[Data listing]
>> START
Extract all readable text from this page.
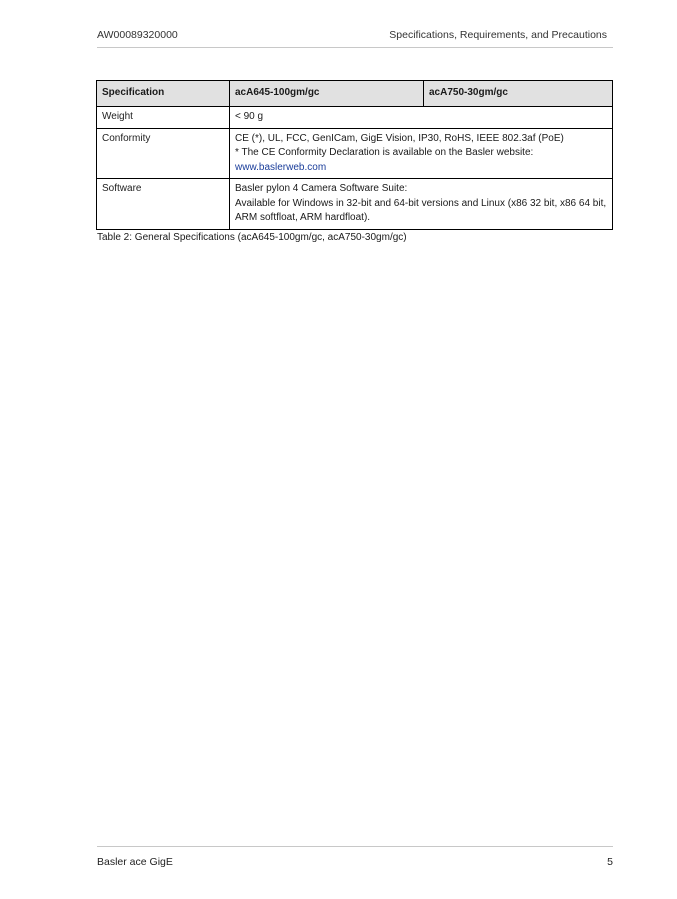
AW00089320000	Specifications, Requirements, and Precautions
Specification	acA645-100gm/gc	acA750-30gm/gc
Weight	< 90 g	

Conformity	CE (*), UL, FCC, GenICam, GigE Vision, IP30, RoHS, IEEE 802.3af (PoE)
* The CE Conformity Declaration is available on the Basler website:
www.baslerweb.com	

Software	Basler pylon 4 Camera Software Suite:
Available for Windows in 32-bit and 64-bit versions and Linux (x86 32 bit, x86 64 bit, ARM softfloat, ARM hardfloat).	
Table 2: General Specifications (acA645-100gm/gc, acA750-30gm/gc)
Basler ace GigE	5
>> END
= TASK DIRECTIONS =
Your answer should be only a number: how many lines of the data above contain the string "GigE"?

= COMPLETE RESPONSE =
2